Report how many lines below contain the word "государственных", and give only that number.

-- Begin ENTRIES PROVIDED --

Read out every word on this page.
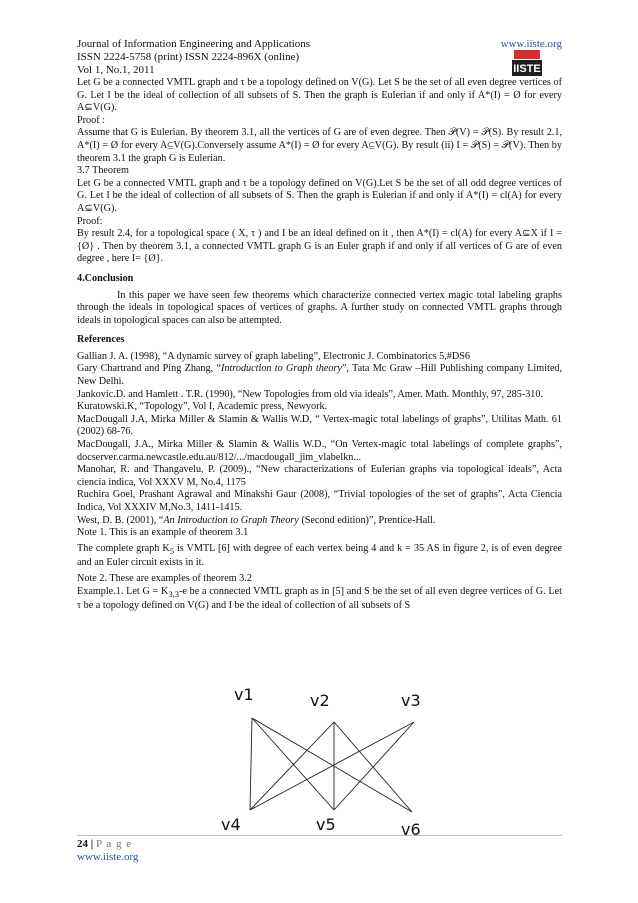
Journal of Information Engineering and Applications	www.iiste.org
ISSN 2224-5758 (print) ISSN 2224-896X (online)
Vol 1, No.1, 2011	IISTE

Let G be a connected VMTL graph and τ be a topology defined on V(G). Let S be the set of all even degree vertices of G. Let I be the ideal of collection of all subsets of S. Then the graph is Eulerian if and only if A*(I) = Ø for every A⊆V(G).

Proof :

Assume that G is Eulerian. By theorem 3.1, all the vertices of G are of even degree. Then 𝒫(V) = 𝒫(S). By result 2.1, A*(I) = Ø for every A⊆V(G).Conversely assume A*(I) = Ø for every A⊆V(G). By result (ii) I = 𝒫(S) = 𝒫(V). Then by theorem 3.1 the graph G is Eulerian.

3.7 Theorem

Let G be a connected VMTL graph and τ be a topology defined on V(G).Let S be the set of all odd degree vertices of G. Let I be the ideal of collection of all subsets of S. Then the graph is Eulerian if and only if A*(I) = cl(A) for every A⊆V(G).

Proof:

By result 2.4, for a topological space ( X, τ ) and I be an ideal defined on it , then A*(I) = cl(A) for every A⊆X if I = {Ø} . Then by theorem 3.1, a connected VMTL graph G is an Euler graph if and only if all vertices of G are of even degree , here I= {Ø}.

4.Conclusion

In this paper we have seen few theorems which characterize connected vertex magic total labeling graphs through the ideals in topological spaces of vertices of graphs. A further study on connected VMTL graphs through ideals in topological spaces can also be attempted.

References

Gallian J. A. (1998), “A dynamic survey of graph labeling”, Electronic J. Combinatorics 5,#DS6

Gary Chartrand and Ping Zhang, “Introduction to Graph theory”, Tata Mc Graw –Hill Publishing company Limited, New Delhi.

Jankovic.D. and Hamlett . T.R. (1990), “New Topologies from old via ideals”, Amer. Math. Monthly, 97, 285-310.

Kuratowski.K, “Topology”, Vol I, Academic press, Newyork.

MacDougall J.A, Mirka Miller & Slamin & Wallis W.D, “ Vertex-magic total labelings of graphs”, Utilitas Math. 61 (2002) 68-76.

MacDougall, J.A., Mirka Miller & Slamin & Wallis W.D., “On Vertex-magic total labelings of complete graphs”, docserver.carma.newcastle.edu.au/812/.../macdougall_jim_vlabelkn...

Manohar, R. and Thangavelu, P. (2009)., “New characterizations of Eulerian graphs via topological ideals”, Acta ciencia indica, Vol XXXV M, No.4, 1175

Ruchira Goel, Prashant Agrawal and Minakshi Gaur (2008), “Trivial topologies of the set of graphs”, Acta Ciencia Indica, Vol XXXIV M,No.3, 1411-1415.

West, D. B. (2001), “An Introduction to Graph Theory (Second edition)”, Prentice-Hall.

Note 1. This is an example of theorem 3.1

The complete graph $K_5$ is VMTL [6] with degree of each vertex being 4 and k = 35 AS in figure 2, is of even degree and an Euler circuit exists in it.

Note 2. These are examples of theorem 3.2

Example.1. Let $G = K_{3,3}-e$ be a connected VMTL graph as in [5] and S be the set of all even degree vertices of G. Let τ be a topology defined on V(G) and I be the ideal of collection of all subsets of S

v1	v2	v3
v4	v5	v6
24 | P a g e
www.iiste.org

-- End ENTRIES PROVIDED --
-- Begin ENTRIES PROVIDED --

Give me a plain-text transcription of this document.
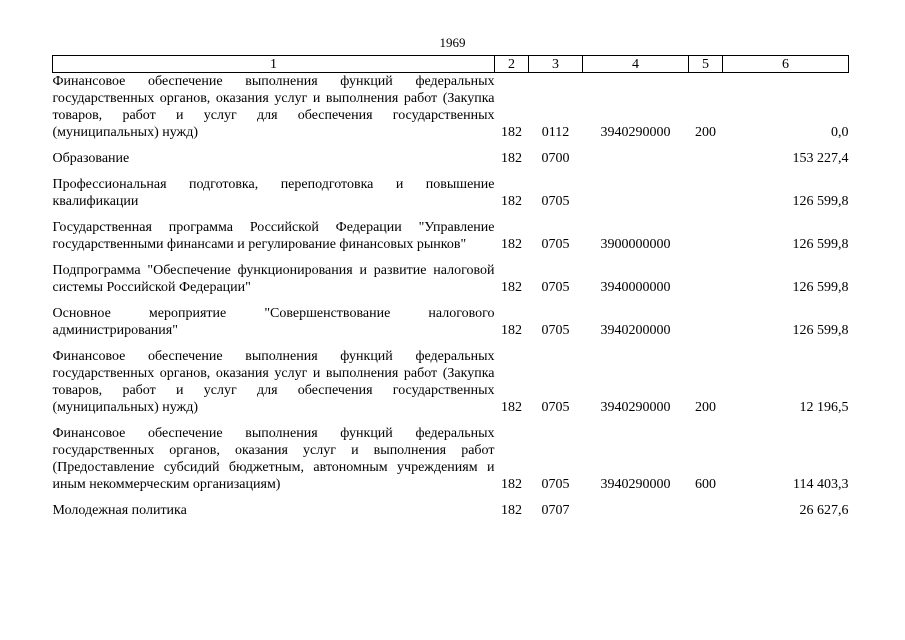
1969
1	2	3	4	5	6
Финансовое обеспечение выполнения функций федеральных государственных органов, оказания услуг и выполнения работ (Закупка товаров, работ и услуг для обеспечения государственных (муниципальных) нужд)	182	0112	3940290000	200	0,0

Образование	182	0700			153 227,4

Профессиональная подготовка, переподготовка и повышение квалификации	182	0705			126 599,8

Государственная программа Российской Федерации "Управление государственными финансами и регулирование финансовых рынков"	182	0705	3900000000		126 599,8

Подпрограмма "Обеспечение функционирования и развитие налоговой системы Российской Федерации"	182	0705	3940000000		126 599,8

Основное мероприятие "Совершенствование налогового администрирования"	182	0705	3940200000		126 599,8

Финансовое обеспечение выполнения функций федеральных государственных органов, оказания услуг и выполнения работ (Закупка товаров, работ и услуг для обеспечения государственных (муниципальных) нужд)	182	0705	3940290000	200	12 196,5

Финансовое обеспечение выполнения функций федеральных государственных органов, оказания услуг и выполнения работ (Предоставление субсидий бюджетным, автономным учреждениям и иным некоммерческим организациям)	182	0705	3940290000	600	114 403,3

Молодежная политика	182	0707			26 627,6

-- End ENTRIES PROVIDED --

*CORRECT RESULT:* 3